Items listed in a dataset
═══

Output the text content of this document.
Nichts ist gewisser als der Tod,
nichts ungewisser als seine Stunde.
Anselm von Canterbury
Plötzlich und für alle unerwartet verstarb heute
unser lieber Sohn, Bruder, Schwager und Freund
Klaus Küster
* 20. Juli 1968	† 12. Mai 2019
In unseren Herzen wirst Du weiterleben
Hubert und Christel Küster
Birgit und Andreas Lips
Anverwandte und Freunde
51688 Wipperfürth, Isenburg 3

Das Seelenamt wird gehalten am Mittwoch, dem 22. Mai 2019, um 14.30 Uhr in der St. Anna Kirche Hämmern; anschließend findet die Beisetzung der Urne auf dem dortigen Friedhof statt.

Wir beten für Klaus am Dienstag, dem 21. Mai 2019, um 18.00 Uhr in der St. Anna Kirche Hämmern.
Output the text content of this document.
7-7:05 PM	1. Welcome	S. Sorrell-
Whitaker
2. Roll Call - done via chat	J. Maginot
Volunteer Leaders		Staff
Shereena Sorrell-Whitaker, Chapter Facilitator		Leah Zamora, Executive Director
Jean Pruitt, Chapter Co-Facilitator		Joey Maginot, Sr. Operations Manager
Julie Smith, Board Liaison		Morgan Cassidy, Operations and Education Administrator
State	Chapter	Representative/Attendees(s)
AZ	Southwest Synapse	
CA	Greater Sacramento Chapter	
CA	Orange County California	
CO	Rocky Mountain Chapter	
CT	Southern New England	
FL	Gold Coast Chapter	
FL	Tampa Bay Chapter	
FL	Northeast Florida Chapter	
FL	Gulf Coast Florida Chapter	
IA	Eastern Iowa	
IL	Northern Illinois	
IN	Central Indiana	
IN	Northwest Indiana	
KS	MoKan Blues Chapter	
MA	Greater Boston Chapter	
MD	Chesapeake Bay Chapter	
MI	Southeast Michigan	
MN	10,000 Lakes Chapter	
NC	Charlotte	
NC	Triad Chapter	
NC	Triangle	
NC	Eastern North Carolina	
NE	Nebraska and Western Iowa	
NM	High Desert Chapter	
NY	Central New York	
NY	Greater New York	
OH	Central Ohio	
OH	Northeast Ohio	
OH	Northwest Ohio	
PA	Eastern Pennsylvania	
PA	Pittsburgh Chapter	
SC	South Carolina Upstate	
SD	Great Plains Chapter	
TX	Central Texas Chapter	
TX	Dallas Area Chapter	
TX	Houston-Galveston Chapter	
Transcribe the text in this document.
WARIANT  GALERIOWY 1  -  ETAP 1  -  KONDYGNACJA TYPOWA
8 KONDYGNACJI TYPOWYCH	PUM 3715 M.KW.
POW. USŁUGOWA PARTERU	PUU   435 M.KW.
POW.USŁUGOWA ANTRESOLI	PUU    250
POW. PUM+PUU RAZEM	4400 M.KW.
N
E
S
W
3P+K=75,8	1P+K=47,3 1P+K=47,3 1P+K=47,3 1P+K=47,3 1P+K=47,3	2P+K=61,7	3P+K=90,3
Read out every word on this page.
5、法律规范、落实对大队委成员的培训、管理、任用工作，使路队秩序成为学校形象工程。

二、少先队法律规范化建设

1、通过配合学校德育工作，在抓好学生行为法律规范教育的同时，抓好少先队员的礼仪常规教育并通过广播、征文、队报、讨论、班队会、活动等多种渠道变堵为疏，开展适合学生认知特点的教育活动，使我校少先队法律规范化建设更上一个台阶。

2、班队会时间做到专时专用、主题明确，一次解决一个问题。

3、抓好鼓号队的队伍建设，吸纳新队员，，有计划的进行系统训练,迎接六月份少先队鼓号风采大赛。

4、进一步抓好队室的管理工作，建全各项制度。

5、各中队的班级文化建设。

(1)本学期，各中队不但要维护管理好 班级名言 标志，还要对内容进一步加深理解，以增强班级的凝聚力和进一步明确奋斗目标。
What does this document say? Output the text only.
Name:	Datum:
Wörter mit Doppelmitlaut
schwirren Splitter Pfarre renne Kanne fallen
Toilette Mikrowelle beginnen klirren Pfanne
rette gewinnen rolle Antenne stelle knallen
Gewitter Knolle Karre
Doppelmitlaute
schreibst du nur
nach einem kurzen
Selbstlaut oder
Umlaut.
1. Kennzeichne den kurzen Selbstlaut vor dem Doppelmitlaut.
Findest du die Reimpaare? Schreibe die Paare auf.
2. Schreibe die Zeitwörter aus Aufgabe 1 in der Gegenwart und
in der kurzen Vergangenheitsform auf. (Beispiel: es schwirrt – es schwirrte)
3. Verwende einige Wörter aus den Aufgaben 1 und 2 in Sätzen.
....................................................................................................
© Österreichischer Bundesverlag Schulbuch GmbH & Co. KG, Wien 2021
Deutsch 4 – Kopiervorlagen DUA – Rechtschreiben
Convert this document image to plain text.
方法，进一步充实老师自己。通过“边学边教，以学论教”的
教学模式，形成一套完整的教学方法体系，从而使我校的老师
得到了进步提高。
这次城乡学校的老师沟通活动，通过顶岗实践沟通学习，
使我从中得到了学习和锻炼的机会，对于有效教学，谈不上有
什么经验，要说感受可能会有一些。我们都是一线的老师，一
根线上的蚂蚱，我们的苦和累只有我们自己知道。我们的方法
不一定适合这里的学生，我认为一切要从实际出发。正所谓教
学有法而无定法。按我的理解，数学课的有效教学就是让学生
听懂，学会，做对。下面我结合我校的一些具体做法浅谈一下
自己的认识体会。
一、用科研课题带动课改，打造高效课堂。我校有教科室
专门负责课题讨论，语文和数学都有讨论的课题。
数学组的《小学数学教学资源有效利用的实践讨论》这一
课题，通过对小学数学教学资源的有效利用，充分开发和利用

═══

* **Aim of the task**: The records above are to be repeated exactly, in their entirety.

* **Response**:
Output the text content of this document.
Nichts ist gewisser als der Tod,
nichts ungewisser als seine Stunde.
Anselm von Canterbury
Plötzlich und für alle unerwartet verstarb heute
unser lieber Sohn, Bruder, Schwager und Freund
Klaus Küster
* 20. Juli 1968	† 12. Mai 2019
In unseren Herzen wirst Du weiterleben
Hubert und Christel Küster
Birgit und Andreas Lips
Anverwandte und Freunde
51688 Wipperfürth, Isenburg 3

Das Seelenamt wird gehalten am Mittwoch, dem 22. Mai 2019, um 14.30 Uhr in der St. Anna Kirche Hämmern; anschließend findet die Beisetzung der Urne auf dem dortigen Friedhof statt.

Wir beten für Klaus am Dienstag, dem 21. Mai 2019, um 18.00 Uhr in der St. Anna Kirche Hämmern.
Output the text content of this document.
7-7:05 PM	1. Welcome	S. Sorrell-
Whitaker
2. Roll Call - done via chat	J. Maginot
Volunteer Leaders		Staff
Shereena Sorrell-Whitaker, Chapter Facilitator		Leah Zamora, Executive Director
Jean Pruitt, Chapter Co-Facilitator		Joey Maginot, Sr. Operations Manager
Julie Smith, Board Liaison		Morgan Cassidy, Operations and Education Administrator
State	Chapter	Representative/Attendees(s)
AZ	Southwest Synapse	
CA	Greater Sacramento Chapter	
CA	Orange County California	
CO	Rocky Mountain Chapter	
CT	Southern New England	
FL	Gold Coast Chapter	
FL	Tampa Bay Chapter	
FL	Northeast Florida Chapter	
FL	Gulf Coast Florida Chapter	
IA	Eastern Iowa	
IL	Northern Illinois	
IN	Central Indiana	
IN	Northwest Indiana	
KS	MoKan Blues Chapter	
MA	Greater Boston Chapter	
MD	Chesapeake Bay Chapter	
MI	Southeast Michigan	
MN	10,000 Lakes Chapter	
NC	Charlotte	
NC	Triad Chapter	
NC	Triangle	
NC	Eastern North Carolina	
NE	Nebraska and Western Iowa	
NM	High Desert Chapter	
NY	Central New York	
NY	Greater New York	
OH	Central Ohio	
OH	Northeast Ohio	
OH	Northwest Ohio	
PA	Eastern Pennsylvania	
PA	Pittsburgh Chapter	
SC	South Carolina Upstate	
SD	Great Plains Chapter	
TX	Central Texas Chapter	
TX	Dallas Area Chapter	
TX	Houston-Galveston Chapter	
Transcribe the text in this document.
WARIANT  GALERIOWY 1  -  ETAP 1  -  KONDYGNACJA TYPOWA
8 KONDYGNACJI TYPOWYCH	PUM 3715 M.KW.
POW. USŁUGOWA PARTERU	PUU   435 M.KW.
POW.USŁUGOWA ANTRESOLI	PUU    250
POW. PUM+PUU RAZEM	4400 M.KW.
N
E
S
W
3P+K=75,8	1P+K=47,3 1P+K=47,3 1P+K=47,3 1P+K=47,3 1P+K=47,3	2P+K=61,7	3P+K=90,3
Read out every word on this page.
5、法律规范、落实对大队委成员的培训、管理、任用工作，使路队秩序成为学校形象工程。

二、少先队法律规范化建设

1、通过配合学校德育工作，在抓好学生行为法律规范教育的同时，抓好少先队员的礼仪常规教育并通过广播、征文、队报、讨论、班队会、活动等多种渠道变堵为疏，开展适合学生认知特点的教育活动，使我校少先队法律规范化建设更上一个台阶。

2、班队会时间做到专时专用、主题明确，一次解决一个问题。

3、抓好鼓号队的队伍建设，吸纳新队员，，有计划的进行系统训练,迎接六月份少先队鼓号风采大赛。

4、进一步抓好队室的管理工作，建全各项制度。

5、各中队的班级文化建设。

(1)本学期，各中队不但要维护管理好 班级名言 标志，还要对内容进一步加深理解，以增强班级的凝聚力和进一步明确奋斗目标。
What does this document say? Output the text only.
Name:	Datum:
Wörter mit Doppelmitlaut
schwirren Splitter Pfarre renne Kanne fallen
Toilette Mikrowelle beginnen klirren Pfanne
rette gewinnen rolle Antenne stelle knallen
Gewitter Knolle Karre
Doppelmitlaute
schreibst du nur
nach einem kurzen
Selbstlaut oder
Umlaut.
1. Kennzeichne den kurzen Selbstlaut vor dem Doppelmitlaut.
Findest du die Reimpaare? Schreibe die Paare auf.
2. Schreibe die Zeitwörter aus Aufgabe 1 in der Gegenwart und
in der kurzen Vergangenheitsform auf. (Beispiel: es schwirrt – es schwirrte)
3. Verwende einige Wörter aus den Aufgaben 1 und 2 in Sätzen.
....................................................................................................
© Österreichischer Bundesverlag Schulbuch GmbH & Co. KG, Wien 2021
Deutsch 4 – Kopiervorlagen DUA – Rechtschreiben
Convert this document image to plain text.
方法，进一步充实老师自己。通过“边学边教，以学论教”的
教学模式，形成一套完整的教学方法体系，从而使我校的老师
得到了进步提高。
这次城乡学校的老师沟通活动，通过顶岗实践沟通学习，
使我从中得到了学习和锻炼的机会，对于有效教学，谈不上有
什么经验，要说感受可能会有一些。我们都是一线的老师，一
根线上的蚂蚱，我们的苦和累只有我们自己知道。我们的方法
不一定适合这里的学生，我认为一切要从实际出发。正所谓教
学有法而无定法。按我的理解，数学课的有效教学就是让学生
听懂，学会，做对。下面我结合我校的一些具体做法浅谈一下
自己的认识体会。
一、用科研课题带动课改，打造高效课堂。我校有教科室
专门负责课题讨论，语文和数学都有讨论的课题。
数学组的《小学数学教学资源有效利用的实践讨论》这一
课题，通过对小学数学教学资源的有效利用，充分开发和利用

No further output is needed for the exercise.